→ Set task
Only lines with the string "Canvas" matter here; gather them from the material below.
--------
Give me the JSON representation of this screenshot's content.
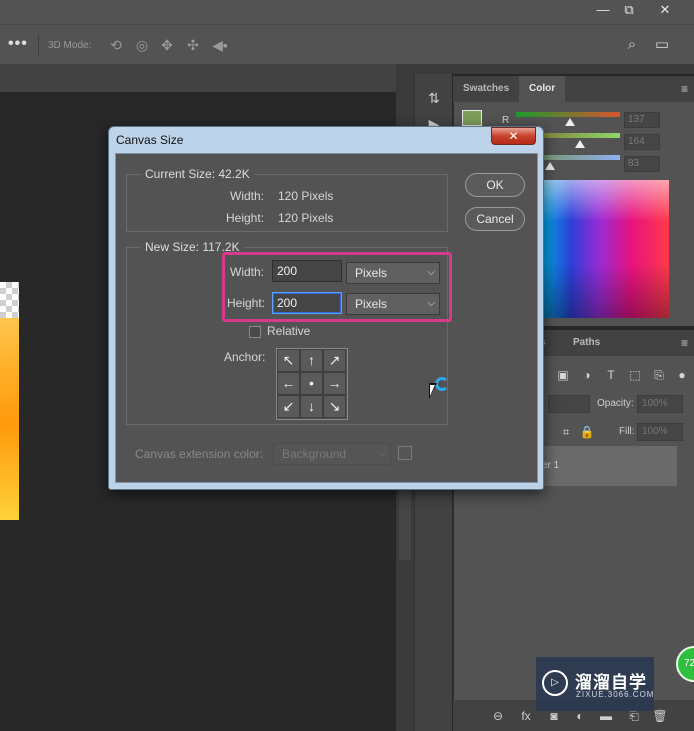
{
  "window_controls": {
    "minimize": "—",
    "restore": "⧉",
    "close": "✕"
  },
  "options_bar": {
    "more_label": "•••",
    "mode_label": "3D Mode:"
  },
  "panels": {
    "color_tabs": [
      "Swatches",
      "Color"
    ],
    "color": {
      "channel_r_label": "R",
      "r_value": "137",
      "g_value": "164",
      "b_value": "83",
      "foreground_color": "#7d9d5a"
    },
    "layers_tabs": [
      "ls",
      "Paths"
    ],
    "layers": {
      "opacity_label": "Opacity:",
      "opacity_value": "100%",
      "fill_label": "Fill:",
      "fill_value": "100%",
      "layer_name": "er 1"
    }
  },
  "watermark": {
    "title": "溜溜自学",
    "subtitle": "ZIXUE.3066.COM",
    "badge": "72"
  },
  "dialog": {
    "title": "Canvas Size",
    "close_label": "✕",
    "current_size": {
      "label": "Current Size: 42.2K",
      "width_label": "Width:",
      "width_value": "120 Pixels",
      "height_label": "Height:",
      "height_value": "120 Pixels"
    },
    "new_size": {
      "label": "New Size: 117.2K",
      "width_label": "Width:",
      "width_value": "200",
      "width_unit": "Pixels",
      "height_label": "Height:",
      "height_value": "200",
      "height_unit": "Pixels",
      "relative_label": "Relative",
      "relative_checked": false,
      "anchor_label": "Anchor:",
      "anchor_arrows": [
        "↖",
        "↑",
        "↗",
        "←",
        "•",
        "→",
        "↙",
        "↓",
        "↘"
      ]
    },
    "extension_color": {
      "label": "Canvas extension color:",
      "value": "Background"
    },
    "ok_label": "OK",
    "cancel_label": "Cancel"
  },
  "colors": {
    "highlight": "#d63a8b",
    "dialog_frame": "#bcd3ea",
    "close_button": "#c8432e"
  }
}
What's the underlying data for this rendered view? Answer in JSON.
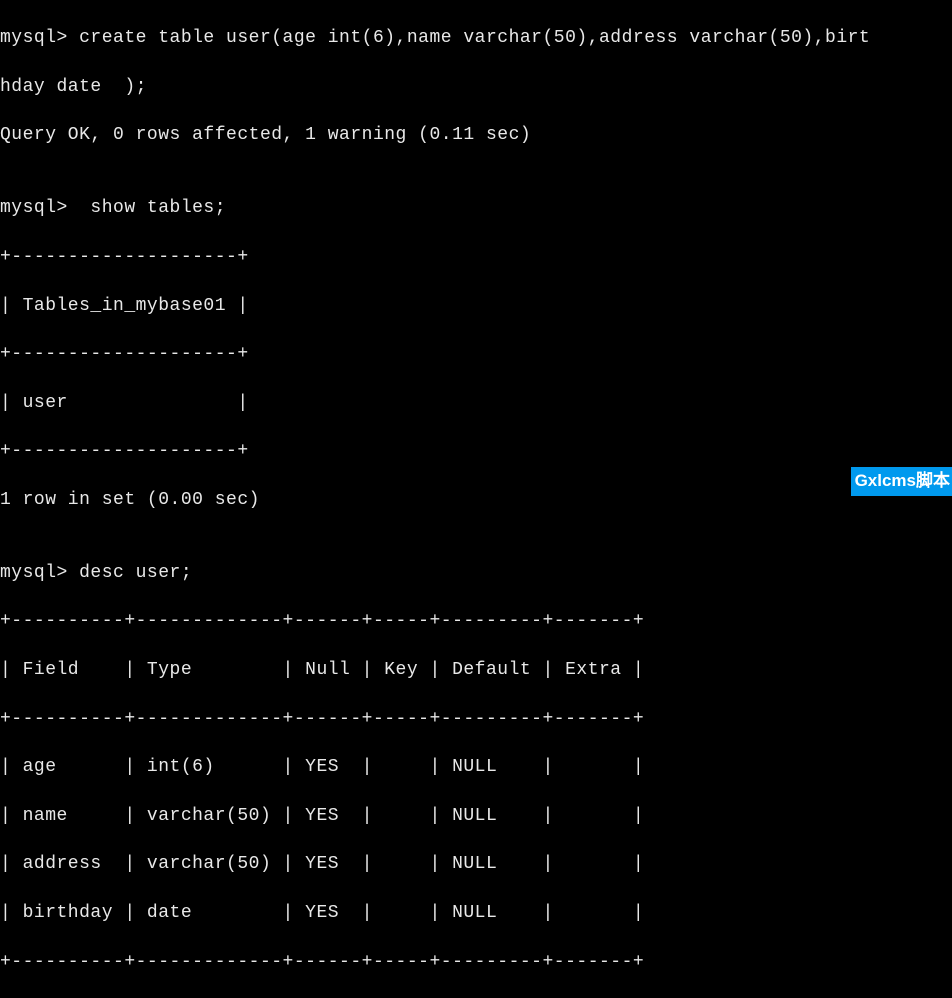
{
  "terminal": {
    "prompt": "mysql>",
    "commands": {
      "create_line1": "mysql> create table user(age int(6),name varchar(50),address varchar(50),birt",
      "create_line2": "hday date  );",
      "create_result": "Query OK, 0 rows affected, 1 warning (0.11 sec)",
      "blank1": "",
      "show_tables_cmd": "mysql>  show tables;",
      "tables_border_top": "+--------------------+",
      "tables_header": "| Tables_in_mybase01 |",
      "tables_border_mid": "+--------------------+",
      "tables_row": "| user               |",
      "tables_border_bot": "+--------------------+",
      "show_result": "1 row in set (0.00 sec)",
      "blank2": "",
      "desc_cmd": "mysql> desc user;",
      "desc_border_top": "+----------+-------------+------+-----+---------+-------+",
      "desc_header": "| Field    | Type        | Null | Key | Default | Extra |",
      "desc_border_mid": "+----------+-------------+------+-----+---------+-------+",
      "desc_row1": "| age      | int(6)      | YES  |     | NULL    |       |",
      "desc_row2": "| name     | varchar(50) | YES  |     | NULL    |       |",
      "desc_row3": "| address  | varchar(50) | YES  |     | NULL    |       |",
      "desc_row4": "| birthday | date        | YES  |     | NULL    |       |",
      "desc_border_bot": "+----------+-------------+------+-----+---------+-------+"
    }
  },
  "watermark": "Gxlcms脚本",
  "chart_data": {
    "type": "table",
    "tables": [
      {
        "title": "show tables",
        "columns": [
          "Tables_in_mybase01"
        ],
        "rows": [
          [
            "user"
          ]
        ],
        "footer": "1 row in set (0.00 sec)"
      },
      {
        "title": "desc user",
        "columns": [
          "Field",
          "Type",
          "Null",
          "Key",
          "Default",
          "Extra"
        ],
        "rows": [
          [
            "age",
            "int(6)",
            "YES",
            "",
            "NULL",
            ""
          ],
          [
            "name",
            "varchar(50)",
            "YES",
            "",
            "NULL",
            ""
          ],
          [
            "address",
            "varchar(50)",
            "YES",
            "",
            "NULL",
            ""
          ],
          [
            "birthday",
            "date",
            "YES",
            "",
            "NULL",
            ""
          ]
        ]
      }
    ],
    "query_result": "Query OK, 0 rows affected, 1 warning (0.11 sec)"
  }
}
--------
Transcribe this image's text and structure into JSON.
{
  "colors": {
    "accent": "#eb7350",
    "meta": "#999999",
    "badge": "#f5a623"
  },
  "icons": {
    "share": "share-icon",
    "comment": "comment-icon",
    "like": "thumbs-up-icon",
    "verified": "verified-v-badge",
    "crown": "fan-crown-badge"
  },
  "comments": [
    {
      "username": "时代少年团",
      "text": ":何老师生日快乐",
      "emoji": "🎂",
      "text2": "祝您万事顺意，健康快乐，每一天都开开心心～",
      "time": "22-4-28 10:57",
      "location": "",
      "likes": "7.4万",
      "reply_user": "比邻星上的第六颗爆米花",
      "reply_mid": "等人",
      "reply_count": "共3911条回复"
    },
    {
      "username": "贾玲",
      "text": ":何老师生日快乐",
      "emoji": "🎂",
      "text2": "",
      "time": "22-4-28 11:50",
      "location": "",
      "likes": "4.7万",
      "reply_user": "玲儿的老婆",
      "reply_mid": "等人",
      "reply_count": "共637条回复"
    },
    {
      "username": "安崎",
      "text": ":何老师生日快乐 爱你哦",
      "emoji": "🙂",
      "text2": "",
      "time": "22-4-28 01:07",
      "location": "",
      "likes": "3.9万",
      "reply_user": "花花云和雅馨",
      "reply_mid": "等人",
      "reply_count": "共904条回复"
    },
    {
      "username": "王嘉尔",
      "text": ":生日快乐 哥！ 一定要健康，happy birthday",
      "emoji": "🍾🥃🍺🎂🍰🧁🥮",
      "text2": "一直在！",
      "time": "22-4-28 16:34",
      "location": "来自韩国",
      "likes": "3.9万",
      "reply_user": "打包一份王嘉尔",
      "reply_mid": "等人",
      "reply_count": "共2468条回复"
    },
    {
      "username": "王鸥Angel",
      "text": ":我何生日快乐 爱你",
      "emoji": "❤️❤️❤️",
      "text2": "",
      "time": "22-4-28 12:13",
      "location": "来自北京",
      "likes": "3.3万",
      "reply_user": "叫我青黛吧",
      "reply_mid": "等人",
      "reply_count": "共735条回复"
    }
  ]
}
--------
→ Answer to the problem
    "title": "Canvas Size",
      "label": "Canvas extension color:",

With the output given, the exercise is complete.